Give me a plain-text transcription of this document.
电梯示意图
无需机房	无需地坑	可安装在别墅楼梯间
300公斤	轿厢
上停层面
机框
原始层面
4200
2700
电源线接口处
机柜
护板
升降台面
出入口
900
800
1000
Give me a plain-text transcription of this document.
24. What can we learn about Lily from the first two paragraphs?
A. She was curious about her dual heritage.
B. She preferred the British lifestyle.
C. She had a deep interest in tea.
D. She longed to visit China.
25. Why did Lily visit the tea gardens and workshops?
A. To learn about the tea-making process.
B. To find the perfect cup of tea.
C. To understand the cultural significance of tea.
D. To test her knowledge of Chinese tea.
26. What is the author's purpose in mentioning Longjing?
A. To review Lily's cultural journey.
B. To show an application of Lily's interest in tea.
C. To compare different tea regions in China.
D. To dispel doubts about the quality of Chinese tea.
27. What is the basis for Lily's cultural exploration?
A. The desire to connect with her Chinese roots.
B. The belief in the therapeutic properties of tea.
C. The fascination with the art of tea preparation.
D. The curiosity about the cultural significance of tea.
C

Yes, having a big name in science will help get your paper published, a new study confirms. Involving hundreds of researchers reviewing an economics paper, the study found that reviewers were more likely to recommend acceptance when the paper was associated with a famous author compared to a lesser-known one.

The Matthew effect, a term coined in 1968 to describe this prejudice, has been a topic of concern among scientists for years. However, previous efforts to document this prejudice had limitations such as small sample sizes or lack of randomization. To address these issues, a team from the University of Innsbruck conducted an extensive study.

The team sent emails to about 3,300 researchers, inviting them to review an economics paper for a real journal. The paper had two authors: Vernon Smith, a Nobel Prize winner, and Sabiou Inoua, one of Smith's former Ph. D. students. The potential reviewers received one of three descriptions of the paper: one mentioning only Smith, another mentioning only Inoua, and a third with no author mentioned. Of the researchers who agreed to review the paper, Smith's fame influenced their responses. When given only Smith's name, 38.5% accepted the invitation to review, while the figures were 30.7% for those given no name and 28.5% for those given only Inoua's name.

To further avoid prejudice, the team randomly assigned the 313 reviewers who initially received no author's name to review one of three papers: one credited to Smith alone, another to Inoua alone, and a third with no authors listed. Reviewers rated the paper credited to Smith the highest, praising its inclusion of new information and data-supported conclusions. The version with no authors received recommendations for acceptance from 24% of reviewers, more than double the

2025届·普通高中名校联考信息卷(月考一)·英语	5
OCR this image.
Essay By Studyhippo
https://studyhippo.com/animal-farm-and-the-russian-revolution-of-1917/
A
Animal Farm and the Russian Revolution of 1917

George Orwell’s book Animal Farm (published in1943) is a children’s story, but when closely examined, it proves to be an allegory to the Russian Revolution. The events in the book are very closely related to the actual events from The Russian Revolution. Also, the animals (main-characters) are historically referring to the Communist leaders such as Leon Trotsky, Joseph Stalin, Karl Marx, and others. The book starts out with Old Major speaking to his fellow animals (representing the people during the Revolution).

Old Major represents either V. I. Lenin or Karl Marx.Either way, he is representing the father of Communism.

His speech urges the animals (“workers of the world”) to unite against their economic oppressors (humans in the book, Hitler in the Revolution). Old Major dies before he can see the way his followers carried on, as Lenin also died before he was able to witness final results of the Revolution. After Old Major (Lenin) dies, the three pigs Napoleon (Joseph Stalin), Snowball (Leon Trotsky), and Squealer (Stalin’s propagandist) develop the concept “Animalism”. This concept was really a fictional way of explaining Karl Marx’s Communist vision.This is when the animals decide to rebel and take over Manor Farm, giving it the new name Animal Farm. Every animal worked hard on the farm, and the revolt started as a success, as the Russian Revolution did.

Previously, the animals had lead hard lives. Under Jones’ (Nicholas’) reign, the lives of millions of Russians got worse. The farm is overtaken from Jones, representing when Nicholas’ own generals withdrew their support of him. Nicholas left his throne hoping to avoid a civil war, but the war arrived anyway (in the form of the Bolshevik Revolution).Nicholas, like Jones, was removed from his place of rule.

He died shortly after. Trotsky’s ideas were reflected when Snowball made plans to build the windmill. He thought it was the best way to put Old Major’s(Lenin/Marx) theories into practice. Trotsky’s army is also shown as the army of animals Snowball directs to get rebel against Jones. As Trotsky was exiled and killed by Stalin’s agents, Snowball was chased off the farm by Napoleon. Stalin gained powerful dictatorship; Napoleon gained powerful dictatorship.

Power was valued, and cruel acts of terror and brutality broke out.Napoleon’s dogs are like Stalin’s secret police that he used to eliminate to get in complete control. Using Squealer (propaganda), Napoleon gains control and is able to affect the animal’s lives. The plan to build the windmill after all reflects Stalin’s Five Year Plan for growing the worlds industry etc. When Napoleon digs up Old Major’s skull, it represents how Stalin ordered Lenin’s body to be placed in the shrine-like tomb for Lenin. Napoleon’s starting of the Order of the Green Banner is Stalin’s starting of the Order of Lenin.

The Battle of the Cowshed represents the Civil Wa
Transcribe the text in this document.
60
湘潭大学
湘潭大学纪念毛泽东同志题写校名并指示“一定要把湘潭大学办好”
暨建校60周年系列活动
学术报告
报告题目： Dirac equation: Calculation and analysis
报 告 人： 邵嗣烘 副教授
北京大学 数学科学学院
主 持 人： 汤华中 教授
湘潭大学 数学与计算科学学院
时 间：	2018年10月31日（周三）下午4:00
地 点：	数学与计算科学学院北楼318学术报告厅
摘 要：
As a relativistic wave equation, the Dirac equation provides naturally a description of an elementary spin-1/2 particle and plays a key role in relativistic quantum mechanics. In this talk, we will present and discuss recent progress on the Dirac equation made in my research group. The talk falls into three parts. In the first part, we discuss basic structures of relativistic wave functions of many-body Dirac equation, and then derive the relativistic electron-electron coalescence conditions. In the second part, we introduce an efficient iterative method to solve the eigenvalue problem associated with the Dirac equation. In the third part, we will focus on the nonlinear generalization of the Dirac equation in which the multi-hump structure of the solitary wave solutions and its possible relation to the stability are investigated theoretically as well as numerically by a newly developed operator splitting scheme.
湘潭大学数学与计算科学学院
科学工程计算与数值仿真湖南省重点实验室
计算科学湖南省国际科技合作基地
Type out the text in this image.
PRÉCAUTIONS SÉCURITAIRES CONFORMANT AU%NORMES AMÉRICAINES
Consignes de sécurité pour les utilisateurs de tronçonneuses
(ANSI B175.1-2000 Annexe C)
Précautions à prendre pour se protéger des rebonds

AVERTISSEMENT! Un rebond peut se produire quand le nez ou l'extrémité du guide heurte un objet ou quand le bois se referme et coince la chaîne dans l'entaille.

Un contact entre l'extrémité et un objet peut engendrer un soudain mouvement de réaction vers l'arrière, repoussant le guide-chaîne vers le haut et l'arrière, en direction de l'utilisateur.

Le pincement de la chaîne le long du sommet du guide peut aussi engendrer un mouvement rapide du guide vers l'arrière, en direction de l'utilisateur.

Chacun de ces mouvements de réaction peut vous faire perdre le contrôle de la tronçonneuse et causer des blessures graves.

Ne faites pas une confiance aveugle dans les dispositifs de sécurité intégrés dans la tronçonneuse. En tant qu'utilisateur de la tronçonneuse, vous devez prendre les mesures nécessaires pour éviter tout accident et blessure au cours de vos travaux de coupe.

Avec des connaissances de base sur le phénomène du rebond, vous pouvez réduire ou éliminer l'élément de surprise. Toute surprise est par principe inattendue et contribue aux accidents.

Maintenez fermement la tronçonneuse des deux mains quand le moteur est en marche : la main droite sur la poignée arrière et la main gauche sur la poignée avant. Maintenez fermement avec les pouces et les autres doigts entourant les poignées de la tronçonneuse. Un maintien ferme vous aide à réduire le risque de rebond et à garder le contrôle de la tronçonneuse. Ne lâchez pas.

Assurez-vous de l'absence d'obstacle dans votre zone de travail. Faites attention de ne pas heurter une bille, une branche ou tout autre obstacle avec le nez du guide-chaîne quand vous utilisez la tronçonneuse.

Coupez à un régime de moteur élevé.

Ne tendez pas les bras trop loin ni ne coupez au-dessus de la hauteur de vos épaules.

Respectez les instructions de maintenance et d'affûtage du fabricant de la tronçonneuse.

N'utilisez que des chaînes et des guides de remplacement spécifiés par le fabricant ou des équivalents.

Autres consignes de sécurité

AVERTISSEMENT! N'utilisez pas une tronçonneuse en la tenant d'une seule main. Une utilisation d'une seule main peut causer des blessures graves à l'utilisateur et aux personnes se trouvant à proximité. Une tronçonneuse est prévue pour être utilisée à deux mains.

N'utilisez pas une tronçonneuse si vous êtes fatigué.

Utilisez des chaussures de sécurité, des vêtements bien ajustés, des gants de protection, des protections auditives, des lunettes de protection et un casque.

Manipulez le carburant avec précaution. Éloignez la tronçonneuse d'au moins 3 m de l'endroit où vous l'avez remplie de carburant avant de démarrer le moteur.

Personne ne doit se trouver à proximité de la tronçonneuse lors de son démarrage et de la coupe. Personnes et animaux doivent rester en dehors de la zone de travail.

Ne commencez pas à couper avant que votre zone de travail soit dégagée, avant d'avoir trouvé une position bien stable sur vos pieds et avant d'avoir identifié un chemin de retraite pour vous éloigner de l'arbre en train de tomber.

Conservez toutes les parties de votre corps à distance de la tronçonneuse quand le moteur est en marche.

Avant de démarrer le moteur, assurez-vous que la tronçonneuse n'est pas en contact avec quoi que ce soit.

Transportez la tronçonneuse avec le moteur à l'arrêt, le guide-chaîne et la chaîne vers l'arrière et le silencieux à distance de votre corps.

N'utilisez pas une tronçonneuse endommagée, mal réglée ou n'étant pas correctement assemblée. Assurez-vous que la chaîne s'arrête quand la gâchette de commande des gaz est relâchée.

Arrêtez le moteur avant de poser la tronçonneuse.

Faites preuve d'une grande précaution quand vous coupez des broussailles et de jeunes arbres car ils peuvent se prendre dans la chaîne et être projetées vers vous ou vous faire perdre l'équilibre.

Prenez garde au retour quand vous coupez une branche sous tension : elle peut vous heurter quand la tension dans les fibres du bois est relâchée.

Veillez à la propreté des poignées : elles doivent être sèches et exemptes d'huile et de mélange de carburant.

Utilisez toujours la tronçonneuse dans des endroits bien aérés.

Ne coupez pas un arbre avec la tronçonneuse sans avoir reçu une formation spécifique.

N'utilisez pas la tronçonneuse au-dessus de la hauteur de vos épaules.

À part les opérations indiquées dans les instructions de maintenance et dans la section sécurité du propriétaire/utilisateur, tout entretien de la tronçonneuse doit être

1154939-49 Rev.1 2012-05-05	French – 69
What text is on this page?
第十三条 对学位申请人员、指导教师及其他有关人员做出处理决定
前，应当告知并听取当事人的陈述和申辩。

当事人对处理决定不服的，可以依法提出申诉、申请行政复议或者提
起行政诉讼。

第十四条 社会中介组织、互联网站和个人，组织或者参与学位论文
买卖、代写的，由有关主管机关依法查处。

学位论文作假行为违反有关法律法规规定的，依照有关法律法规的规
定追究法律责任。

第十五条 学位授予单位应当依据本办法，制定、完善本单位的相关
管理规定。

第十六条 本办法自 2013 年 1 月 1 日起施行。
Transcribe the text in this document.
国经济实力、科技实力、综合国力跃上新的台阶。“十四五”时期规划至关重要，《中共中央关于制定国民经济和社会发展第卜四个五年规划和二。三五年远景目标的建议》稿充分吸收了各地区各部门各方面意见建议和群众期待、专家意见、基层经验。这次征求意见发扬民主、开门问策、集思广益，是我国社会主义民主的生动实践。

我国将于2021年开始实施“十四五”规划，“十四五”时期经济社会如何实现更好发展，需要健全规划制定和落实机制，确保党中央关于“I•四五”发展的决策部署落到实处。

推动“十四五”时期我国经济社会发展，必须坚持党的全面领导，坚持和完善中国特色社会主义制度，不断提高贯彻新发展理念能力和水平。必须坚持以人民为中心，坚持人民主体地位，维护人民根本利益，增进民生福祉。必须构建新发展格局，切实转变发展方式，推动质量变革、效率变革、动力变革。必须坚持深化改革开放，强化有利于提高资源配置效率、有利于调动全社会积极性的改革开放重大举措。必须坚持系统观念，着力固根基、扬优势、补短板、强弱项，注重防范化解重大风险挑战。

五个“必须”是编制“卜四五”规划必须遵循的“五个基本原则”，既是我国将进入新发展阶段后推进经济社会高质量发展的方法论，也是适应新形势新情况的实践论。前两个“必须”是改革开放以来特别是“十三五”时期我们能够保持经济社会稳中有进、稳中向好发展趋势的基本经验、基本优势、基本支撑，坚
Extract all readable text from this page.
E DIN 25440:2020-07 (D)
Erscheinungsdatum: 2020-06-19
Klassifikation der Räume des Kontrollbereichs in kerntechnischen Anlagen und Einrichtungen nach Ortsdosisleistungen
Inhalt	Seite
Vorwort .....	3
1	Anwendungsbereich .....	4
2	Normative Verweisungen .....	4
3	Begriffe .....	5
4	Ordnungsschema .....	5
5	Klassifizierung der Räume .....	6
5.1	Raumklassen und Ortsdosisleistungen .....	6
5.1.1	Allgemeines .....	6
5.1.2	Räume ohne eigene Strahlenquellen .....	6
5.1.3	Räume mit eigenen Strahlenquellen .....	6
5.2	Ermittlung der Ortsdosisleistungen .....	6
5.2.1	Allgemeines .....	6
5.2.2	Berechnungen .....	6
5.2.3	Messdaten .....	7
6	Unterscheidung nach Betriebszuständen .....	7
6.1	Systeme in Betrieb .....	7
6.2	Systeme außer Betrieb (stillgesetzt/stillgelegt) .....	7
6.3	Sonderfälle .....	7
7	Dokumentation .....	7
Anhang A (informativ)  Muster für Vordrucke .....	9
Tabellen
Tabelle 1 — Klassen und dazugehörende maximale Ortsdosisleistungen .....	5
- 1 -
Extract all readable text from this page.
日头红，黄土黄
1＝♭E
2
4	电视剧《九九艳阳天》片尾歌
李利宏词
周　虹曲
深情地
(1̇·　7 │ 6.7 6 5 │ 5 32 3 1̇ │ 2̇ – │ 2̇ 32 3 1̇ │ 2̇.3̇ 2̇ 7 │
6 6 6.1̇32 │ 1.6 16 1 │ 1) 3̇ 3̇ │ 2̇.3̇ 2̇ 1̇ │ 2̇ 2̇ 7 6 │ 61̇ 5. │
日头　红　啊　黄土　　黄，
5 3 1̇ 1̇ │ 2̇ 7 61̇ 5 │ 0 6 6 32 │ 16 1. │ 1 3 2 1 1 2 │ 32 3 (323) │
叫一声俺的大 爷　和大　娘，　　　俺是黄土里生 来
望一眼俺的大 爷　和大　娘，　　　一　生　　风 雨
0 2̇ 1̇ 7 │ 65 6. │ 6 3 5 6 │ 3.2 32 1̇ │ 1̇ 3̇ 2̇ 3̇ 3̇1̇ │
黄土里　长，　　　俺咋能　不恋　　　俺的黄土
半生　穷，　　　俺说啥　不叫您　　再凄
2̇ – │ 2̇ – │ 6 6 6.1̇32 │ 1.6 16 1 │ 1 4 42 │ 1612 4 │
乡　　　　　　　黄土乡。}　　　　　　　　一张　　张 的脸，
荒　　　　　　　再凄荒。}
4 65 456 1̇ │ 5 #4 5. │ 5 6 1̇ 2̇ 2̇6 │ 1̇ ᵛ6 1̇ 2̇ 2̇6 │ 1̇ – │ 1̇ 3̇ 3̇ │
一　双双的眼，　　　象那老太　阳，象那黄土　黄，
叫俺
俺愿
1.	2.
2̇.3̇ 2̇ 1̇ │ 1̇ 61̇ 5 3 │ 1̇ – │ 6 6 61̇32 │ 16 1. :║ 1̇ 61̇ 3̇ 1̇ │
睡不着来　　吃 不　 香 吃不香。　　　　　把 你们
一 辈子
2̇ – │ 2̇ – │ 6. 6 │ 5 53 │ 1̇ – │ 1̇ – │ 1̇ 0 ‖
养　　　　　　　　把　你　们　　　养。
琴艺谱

========================================

## GOAL OF THE EXERCISE:
Where a line of the records above holds the word "bois", copy that line.

## CORRECT RESULT:
AVERTISSEMENT! Un rebond peut se produire quand le nez ou l'extrémité du guide heurte un objet ou quand le bois se referme et coince la chaîne dans l'entaille.
Prenez garde au retour quand vous coupez une branche sous tension : elle peut vous heurter quand la tension dans les fibres du bois est relâchée.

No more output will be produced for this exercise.